→ Written exercise
Determine which lines contain the word "Billion", then copy those lines.

Records about charts and figures

>> Start

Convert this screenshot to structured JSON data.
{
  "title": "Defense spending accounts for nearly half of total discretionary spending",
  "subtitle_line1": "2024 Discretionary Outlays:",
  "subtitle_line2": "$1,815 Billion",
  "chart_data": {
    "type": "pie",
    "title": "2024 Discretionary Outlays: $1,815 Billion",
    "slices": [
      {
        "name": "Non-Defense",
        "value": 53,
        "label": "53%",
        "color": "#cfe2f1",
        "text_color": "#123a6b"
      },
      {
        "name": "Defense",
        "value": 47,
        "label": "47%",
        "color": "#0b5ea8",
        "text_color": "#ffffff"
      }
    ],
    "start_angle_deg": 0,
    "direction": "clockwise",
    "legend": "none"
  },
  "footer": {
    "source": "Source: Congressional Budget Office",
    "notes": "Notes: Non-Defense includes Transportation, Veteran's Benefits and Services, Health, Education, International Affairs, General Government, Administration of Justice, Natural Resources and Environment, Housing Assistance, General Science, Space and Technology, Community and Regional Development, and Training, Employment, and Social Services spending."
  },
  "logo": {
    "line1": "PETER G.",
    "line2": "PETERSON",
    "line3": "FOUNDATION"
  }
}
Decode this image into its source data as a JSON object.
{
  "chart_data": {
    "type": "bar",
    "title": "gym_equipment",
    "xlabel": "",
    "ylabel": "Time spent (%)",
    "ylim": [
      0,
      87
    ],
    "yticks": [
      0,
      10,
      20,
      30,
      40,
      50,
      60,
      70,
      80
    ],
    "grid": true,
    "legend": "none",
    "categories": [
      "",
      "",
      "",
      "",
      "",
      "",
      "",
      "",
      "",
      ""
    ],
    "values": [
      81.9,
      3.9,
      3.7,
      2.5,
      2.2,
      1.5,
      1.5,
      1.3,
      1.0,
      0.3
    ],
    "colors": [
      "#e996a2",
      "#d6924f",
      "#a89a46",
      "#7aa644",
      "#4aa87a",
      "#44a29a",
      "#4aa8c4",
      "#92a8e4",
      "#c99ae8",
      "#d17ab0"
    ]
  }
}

>> End

→ Reply
  "subtitle_line2": "$1,815 Billion",
    "title": "2024 Discretionary Outlays: $1,815 Billion",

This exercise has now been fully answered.